_Instructions for the task_: Will you give the material below again, every line exactly as it is?
--- Start The data ---
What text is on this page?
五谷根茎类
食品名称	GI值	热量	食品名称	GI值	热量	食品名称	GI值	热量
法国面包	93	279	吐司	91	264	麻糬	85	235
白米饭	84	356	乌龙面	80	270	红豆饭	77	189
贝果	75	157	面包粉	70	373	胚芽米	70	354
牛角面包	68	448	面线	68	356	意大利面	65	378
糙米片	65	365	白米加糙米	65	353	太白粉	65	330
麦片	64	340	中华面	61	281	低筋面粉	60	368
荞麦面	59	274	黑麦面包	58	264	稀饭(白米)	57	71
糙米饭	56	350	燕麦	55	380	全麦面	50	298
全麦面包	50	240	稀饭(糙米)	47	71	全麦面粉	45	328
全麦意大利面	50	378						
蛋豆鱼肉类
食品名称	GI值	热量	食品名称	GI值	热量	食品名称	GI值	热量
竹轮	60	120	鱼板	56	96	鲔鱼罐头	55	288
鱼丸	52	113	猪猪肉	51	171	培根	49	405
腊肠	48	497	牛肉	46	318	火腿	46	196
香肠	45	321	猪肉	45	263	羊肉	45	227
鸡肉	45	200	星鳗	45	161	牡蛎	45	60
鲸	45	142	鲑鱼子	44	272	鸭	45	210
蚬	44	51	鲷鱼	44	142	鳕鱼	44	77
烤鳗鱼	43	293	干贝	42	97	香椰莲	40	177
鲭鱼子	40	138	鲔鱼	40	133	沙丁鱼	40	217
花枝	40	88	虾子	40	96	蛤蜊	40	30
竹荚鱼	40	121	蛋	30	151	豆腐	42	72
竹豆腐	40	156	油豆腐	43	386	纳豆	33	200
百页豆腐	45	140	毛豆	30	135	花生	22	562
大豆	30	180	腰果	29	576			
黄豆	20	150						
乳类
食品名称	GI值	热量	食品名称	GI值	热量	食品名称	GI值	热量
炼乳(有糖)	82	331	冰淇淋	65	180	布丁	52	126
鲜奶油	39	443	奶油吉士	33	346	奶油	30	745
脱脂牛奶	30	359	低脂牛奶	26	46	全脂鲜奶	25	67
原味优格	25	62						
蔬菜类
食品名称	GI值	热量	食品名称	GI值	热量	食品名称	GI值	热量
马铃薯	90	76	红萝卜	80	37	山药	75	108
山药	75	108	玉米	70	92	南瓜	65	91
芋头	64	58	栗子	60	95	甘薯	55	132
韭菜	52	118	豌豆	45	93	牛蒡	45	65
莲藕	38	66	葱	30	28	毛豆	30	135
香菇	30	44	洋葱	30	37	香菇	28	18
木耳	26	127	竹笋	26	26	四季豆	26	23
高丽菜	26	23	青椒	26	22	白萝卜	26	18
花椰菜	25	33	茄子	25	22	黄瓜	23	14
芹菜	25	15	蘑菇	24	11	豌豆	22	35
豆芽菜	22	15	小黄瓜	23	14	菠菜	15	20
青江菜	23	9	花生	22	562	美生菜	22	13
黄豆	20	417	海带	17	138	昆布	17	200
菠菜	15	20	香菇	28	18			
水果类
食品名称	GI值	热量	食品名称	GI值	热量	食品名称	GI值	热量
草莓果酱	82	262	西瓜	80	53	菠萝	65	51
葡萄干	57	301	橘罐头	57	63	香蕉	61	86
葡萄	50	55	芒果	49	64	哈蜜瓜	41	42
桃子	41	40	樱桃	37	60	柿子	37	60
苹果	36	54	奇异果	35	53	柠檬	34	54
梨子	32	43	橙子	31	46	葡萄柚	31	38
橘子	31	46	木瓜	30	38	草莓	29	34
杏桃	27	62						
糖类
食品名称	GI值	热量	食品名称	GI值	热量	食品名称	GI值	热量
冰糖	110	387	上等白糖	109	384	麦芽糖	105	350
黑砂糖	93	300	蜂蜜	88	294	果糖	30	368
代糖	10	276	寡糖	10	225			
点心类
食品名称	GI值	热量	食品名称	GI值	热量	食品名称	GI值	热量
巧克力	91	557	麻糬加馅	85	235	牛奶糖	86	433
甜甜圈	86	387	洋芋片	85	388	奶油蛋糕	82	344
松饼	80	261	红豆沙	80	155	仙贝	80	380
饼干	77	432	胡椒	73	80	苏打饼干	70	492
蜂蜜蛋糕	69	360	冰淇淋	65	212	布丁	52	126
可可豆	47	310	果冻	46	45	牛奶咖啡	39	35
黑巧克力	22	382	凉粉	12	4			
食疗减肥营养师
--- End The data ---
_Finished exercise_:
What text is on this page?
五谷根茎类
食品名称	GI值	热量	食品名称	GI值	热量	食品名称	GI值	热量
法国面包	93	279	吐司	91	264	麻糬	85	235
白米饭	84	356	乌龙面	80	270	红豆饭	77	189
贝果	75	157	面包粉	70	373	胚芽米	70	354
牛角面包	68	448	面线	68	356	意大利面	65	378
糙米片	65	365	白米加糙米	65	353	太白粉	65	330
麦片	64	340	中华面	61	281	低筋面粉	60	368
荞麦面	59	274	黑麦面包	58	264	稀饭(白米)	57	71
糙米饭	56	350	燕麦	55	380	全麦面	50	298
全麦面包	50	240	稀饭(糙米)	47	71	全麦面粉	45	328
全麦意大利面	50	378						
蛋豆鱼肉类
食品名称	GI值	热量	食品名称	GI值	热量	食品名称	GI值	热量
竹轮	60	120	鱼板	56	96	鲔鱼罐头	55	288
鱼丸	52	113	猪猪肉	51	171	培根	49	405
腊肠	48	497	牛肉	46	318	火腿	46	196
香肠	45	321	猪肉	45	263	羊肉	45	227
鸡肉	45	200	星鳗	45	161	牡蛎	45	60
鲸	45	142	鲑鱼子	44	272	鸭	45	210
蚬	44	51	鲷鱼	44	142	鳕鱼	44	77
烤鳗鱼	43	293	干贝	42	97	香椰莲	40	177
鲭鱼子	40	138	鲔鱼	40	133	沙丁鱼	40	217
花枝	40	88	虾子	40	96	蛤蜊	40	30
竹荚鱼	40	121	蛋	30	151	豆腐	42	72
竹豆腐	40	156	油豆腐	43	386	纳豆	33	200
百页豆腐	45	140	毛豆	30	135	花生	22	562
大豆	30	180	腰果	29	576			
黄豆	20	150						
乳类
食品名称	GI值	热量	食品名称	GI值	热量	食品名称	GI值	热量
炼乳(有糖)	82	331	冰淇淋	65	180	布丁	52	126
鲜奶油	39	443	奶油吉士	33	346	奶油	30	745
脱脂牛奶	30	359	低脂牛奶	26	46	全脂鲜奶	25	67
原味优格	25	62						
蔬菜类
食品名称	GI值	热量	食品名称	GI值	热量	食品名称	GI值	热量
马铃薯	90	76	红萝卜	80	37	山药	75	108
山药	75	108	玉米	70	92	南瓜	65	91
芋头	64	58	栗子	60	95	甘薯	55	132
韭菜	52	118	豌豆	45	93	牛蒡	45	65
莲藕	38	66	葱	30	28	毛豆	30	135
香菇	30	44	洋葱	30	37	香菇	28	18
木耳	26	127	竹笋	26	26	四季豆	26	23
高丽菜	26	23	青椒	26	22	白萝卜	26	18
花椰菜	25	33	茄子	25	22	黄瓜	23	14
芹菜	25	15	蘑菇	24	11	豌豆	22	35
豆芽菜	22	15	小黄瓜	23	14	菠菜	15	20
青江菜	23	9	花生	22	562	美生菜	22	13
黄豆	20	417	海带	17	138	昆布	17	200
菠菜	15	20	香菇	28	18			
水果类
食品名称	GI值	热量	食品名称	GI值	热量	食品名称	GI值	热量
草莓果酱	82	262	西瓜	80	53	菠萝	65	51
葡萄干	57	301	橘罐头	57	63	香蕉	61	86
葡萄	50	55	芒果	49	64	哈蜜瓜	41	42
桃子	41	40	樱桃	37	60	柿子	37	60
苹果	36	54	奇异果	35	53	柠檬	34	54
梨子	32	43	橙子	31	46	葡萄柚	31	38
橘子	31	46	木瓜	30	38	草莓	29	34
杏桃	27	62						
糖类
食品名称	GI值	热量	食品名称	GI值	热量	食品名称	GI值	热量
冰糖	110	387	上等白糖	109	384	麦芽糖	105	350
黑砂糖	93	300	蜂蜜	88	294	果糖	30	368
代糖	10	276	寡糖	10	225			
点心类
食品名称	GI值	热量	食品名称	GI值	热量	食品名称	GI值	热量
巧克力	91	557	麻糬加馅	85	235	牛奶糖	86	433
甜甜圈	86	387	洋芋片	85	388	奶油蛋糕	82	344
松饼	80	261	红豆沙	80	155	仙贝	80	380
饼干	77	432	胡椒	73	80	苏打饼干	70	492
蜂蜜蛋糕	69	360	冰淇淋	65	212	布丁	52	126
可可豆	47	310	果冻	46	45	牛奶咖啡	39	35
黑巧克力	22	382	凉粉	12	4			
食疗减肥营养师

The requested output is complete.